═══ SUPPLIED DATA

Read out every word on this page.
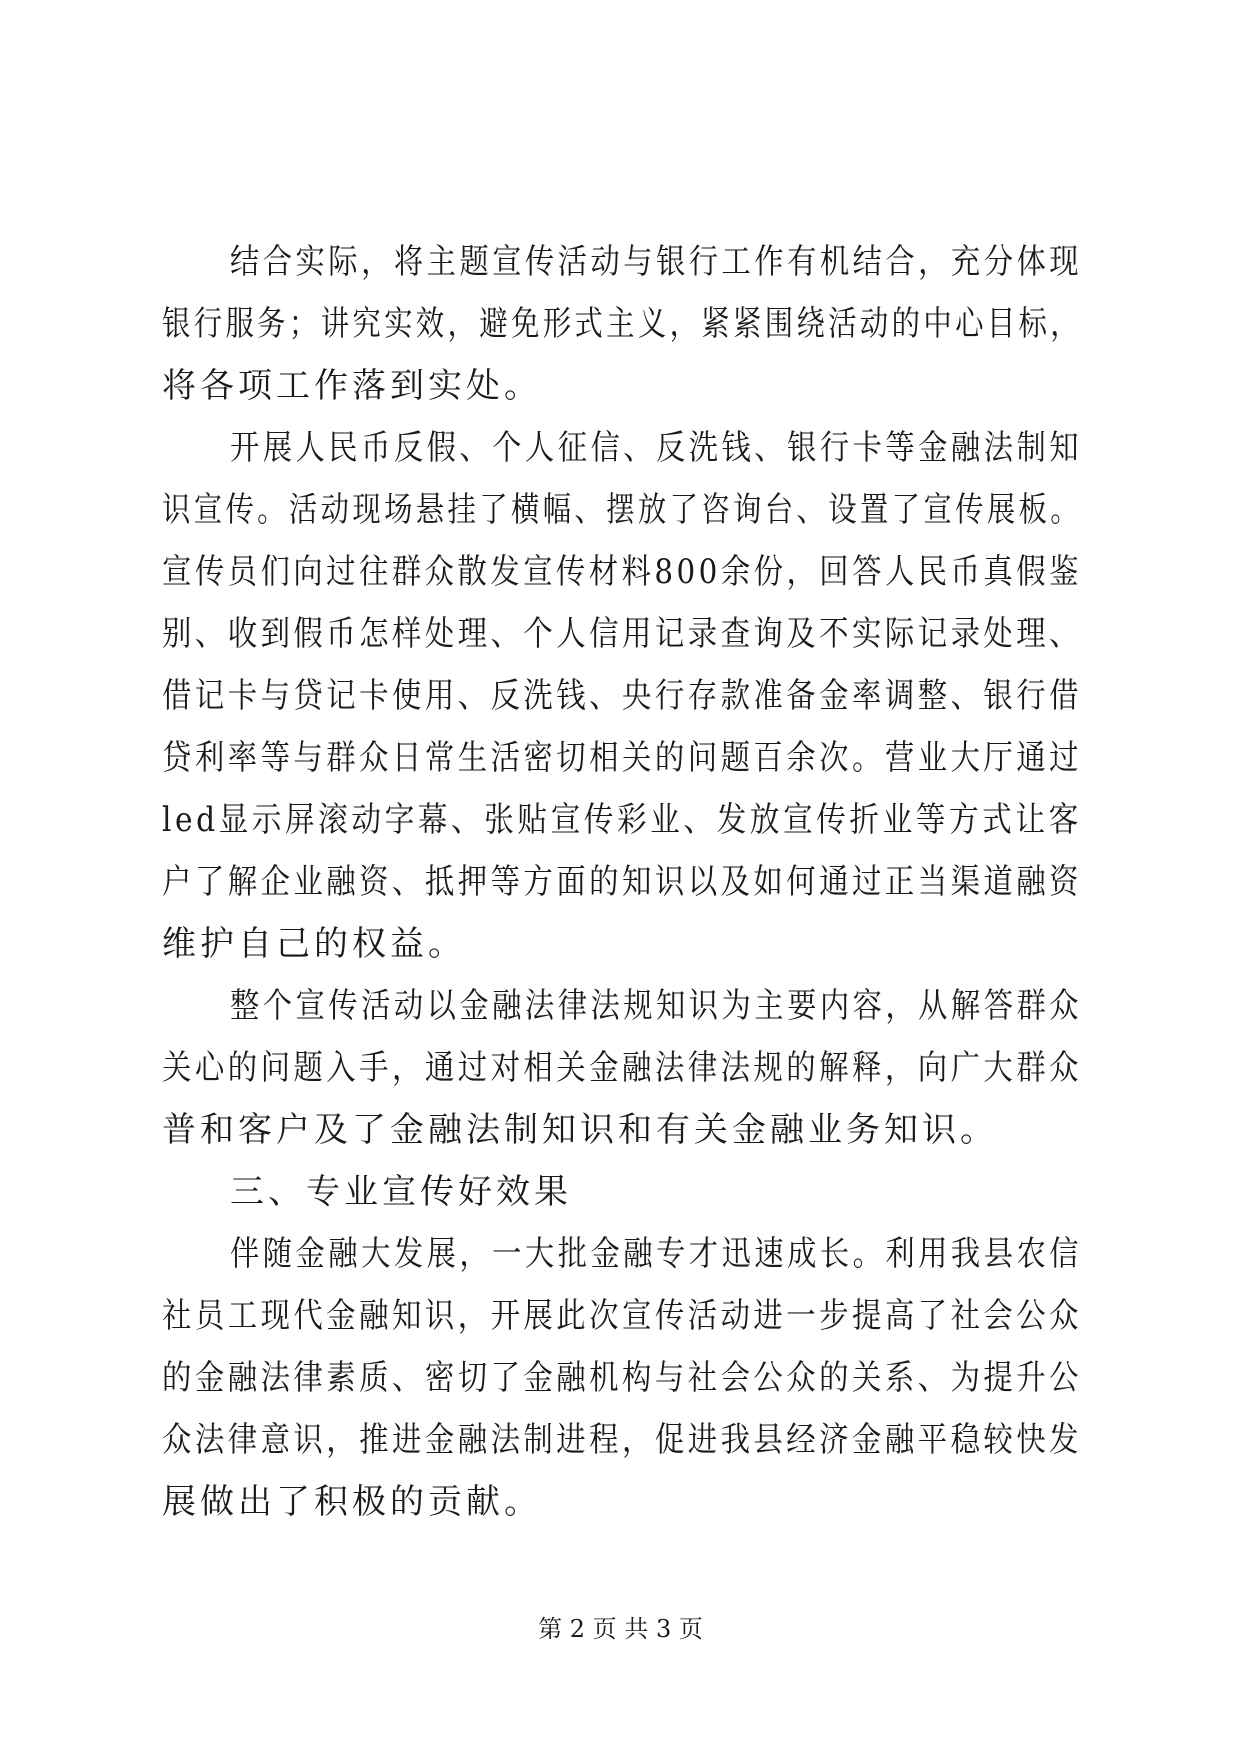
结合实际，将主题宣传活动与银行工作有机结合，充分体现
银行服务；讲究实效，避免形式主义，紧紧围绕活动的中心目标，
将各项工作落到实处。
开展人民币反假、个人征信、反洗钱、银行卡等金融法制知
识宣传。活动现场悬挂了横幅、摆放了咨询台、设置了宣传展板。
宣传员们向过往群众散发宣传材料800余份，回答人民币真假鉴
别、收到假币怎样处理、个人信用记录查询及不实际记录处理、
借记卡与贷记卡使用、反洗钱、央行存款准备金率调整、银行借
贷利率等与群众日常生活密切相关的问题百余次。营业大厅通过
led显示屏滚动字幕、张贴宣传彩业、发放宣传折业等方式让客
户了解企业融资、抵押等方面的知识以及如何通过正当渠道融资
维护自己的权益。
整个宣传活动以金融法律法规知识为主要内容，从解答群众
关心的问题入手，通过对相关金融法律法规的解释，向广大群众
普和客户及了金融法制知识和有关金融业务知识。
三、专业宣传好效果
伴随金融大发展，一大批金融专才迅速成长。利用我县农信
社员工现代金融知识，开展此次宣传活动进一步提高了社会公众
的金融法律素质、密切了金融机构与社会公众的关系、为提升公
众法律意识，推进金融法制进程，促进我县经济金融平稳较快发
展做出了积极的贡献。
第 2 页 共 3 页
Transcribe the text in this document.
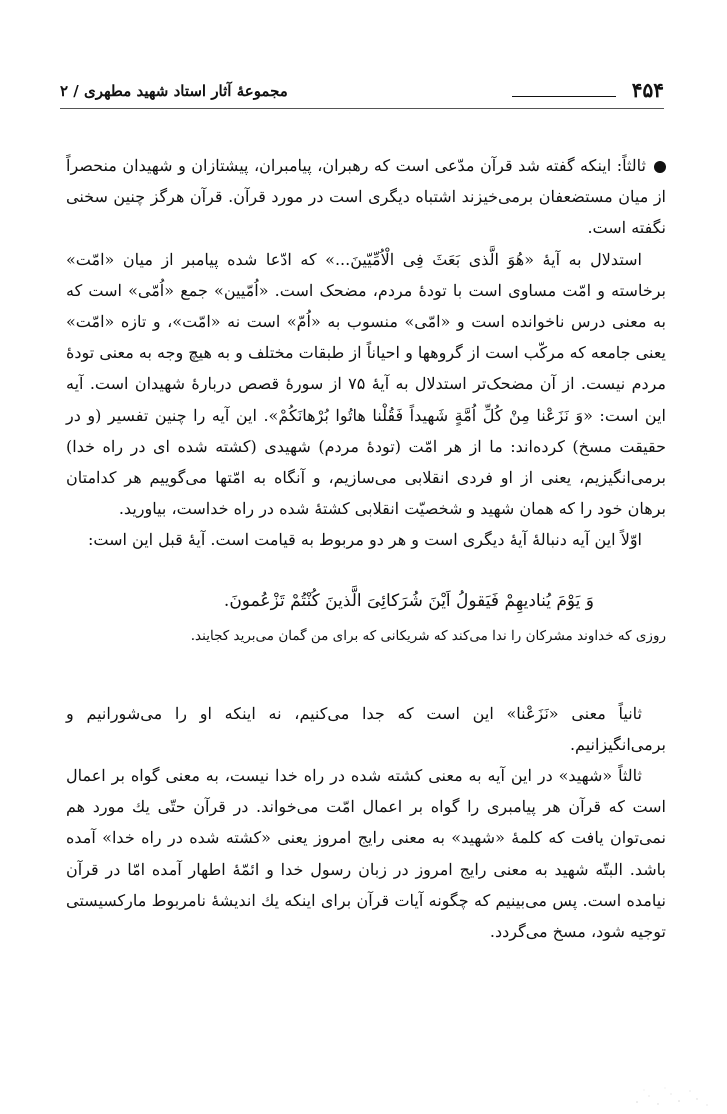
۴۵۴
مجموعهٔ آثار استاد شهید مطهری / ۲

ثالثاً: اینکه گفته شد قرآن مدّعی است که رهبران، پیامبران، پیشتازان و شهیدان منحصراً از میان مستضعفان برمی‌خیزند اشتباه دیگری است در مورد قرآن. قرآن هرگز چنین سخنی نگفته است.

استدلال به آیهٔ «هُوَ الَّذی بَعَثَ فِی الْاُمِّیّینَ...» که ادّعا شده پیامبر از میان «امّت» برخاسته و امّت مساوی است با تودهٔ مردم، مضحک است. «اُمّیین» جمع «اُمّی» است که به معنی درس ناخوانده است و «امّی» منسوب به «اُمّ» است نه «امّت»، و تازه «امّت» یعنی جامعه که مرکّب است از گروهها و احیاناً از طبقات مختلف و به هیچ وجه به معنی تودهٔ مردم نیست. از آن مضحک‌تر استدلال به آیهٔ ۷۵ از سورهٔ قصص دربارهٔ شهیدان است. آیه این است: «وَ نَزَعْنا مِنْ کُلِّ اُمَّةٍ شَهیداً فَقُلْنا هاتُوا بُرْهانَکُمْ». این آیه را چنین تفسیر (و در حقیقت مسخ) کرده‌اند: ما از هر امّت (تودهٔ مردم) شهیدی (کشته شده ای در راه خدا) برمی‌انگیزیم، یعنی از او فردی انقلابی می‌سازیم، و آنگاه به امّتها می‌گوییم هر کدامتان برهان خود را که همان شهید و شخصیّت انقلابی کشتهٔ شده در راه خداست، بیاورید.

اوّلاً این آیه دنبالهٔ آیهٔ دیگری است و هر دو مربوط به قیامت است. آیهٔ قبل این است:

وَ یَوْمَ یُنادیهِمْ فَیَقولُ اَیْنَ شُرَکائِیَ الَّذینَ کُنْتُمْ تَزْعُمونَ.

روزی که خداوند مشرکان را ندا می‌کند که شریکانی که برای من گمان می‌برید کجایند.

ثانیاً معنی «نَزَعْنا» این است که جدا می‌کنیم، نه اینکه او را می‌شورانیم و برمی‌انگیزانیم.

ثالثاً «شهید» در این آیه به معنی کشته شده در راه خدا نیست، به معنی گواه بر اعمال است که قرآن هر پیامبری را گواه بر اعمال امّت می‌خواند. در قرآن حتّی یك مورد هم نمی‌توان یافت که کلمهٔ «شهید» به معنی رایج امروز یعنی «کشته شده در راه خدا» آمده باشد. البتّه شهید به معنی رایج امروز در زبان رسول خدا و ائمّهٔ اطهار آمده امّا در قرآن نیامده است. پس می‌بینیم که چگونه آیات قرآن برای اینکه یك اندیشهٔ نامربوط مارکسیستی توجیه شود، مسخ می‌گردد.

══════

WHAT THE TASK REQUIRES:
Every line above should be returned word for word, with the pictures left behind.

SOLUTION:
Read out every word on this page.
结合实际，将主题宣传活动与银行工作有机结合，充分体现
银行服务；讲究实效，避免形式主义，紧紧围绕活动的中心目标，
将各项工作落到实处。
开展人民币反假、个人征信、反洗钱、银行卡等金融法制知
识宣传。活动现场悬挂了横幅、摆放了咨询台、设置了宣传展板。
宣传员们向过往群众散发宣传材料800余份，回答人民币真假鉴
别、收到假币怎样处理、个人信用记录查询及不实际记录处理、
借记卡与贷记卡使用、反洗钱、央行存款准备金率调整、银行借
贷利率等与群众日常生活密切相关的问题百余次。营业大厅通过
led显示屏滚动字幕、张贴宣传彩业、发放宣传折业等方式让客
户了解企业融资、抵押等方面的知识以及如何通过正当渠道融资
维护自己的权益。
整个宣传活动以金融法律法规知识为主要内容，从解答群众
关心的问题入手，通过对相关金融法律法规的解释，向广大群众
普和客户及了金融法制知识和有关金融业务知识。
三、专业宣传好效果
伴随金融大发展，一大批金融专才迅速成长。利用我县农信
社员工现代金融知识，开展此次宣传活动进一步提高了社会公众
的金融法律素质、密切了金融机构与社会公众的关系、为提升公
众法律意识，推进金融法制进程，促进我县经济金融平稳较快发
展做出了积极的贡献。
第 2 页 共 3 页
Transcribe the text in this document.
۴۵۴
مجموعهٔ آثار استاد شهید مطهری / ۲

ثالثاً: اینکه گفته شد قرآن مدّعی است که رهبران، پیامبران، پیشتازان و شهیدان منحصراً از میان مستضعفان برمی‌خیزند اشتباه دیگری است در مورد قرآن. قرآن هرگز چنین سخنی نگفته است.

استدلال به آیهٔ «هُوَ الَّذی بَعَثَ فِی الْاُمِّیّینَ...» که ادّعا شده پیامبر از میان «امّت» برخاسته و امّت مساوی است با تودهٔ مردم، مضحک است. «اُمّیین» جمع «اُمّی» است که به معنی درس ناخوانده است و «امّی» منسوب به «اُمّ» است نه «امّت»، و تازه «امّت» یعنی جامعه که مرکّب است از گروهها و احیاناً از طبقات مختلف و به هیچ وجه به معنی تودهٔ مردم نیست. از آن مضحک‌تر استدلال به آیهٔ ۷۵ از سورهٔ قصص دربارهٔ شهیدان است. آیه این است: «وَ نَزَعْنا مِنْ کُلِّ اُمَّةٍ شَهیداً فَقُلْنا هاتُوا بُرْهانَکُمْ». این آیه را چنین تفسیر (و در حقیقت مسخ) کرده‌اند: ما از هر امّت (تودهٔ مردم) شهیدی (کشته شده ای در راه خدا) برمی‌انگیزیم، یعنی از او فردی انقلابی می‌سازیم، و آنگاه به امّتها می‌گوییم هر کدامتان برهان خود را که همان شهید و شخصیّت انقلابی کشتهٔ شده در راه خداست، بیاورید.

اوّلاً این آیه دنبالهٔ آیهٔ دیگری است و هر دو مربوط به قیامت است. آیهٔ قبل این است:

وَ یَوْمَ یُنادیهِمْ فَیَقولُ اَیْنَ شُرَکائِیَ الَّذینَ کُنْتُمْ تَزْعُمونَ.

روزی که خداوند مشرکان را ندا می‌کند که شریکانی که برای من گمان می‌برید کجایند.

ثانیاً معنی «نَزَعْنا» این است که جدا می‌کنیم، نه اینکه او را می‌شورانیم و برمی‌انگیزانیم.

ثالثاً «شهید» در این آیه به معنی کشته شده در راه خدا نیست، به معنی گواه بر اعمال است که قرآن هر پیامبری را گواه بر اعمال امّت می‌خواند. در قرآن حتّی یك مورد هم نمی‌توان یافت که کلمهٔ «شهید» به معنی رایج امروز یعنی «کشته شده در راه خدا» آمده باشد. البتّه شهید به معنی رایج امروز در زبان رسول خدا و ائمّهٔ اطهار آمده امّا در قرآن نیامده است. پس می‌بینیم که چگونه آیات قرآن برای اینکه یك اندیشهٔ نامربوط مارکسیستی توجیه شود، مسخ می‌گردد.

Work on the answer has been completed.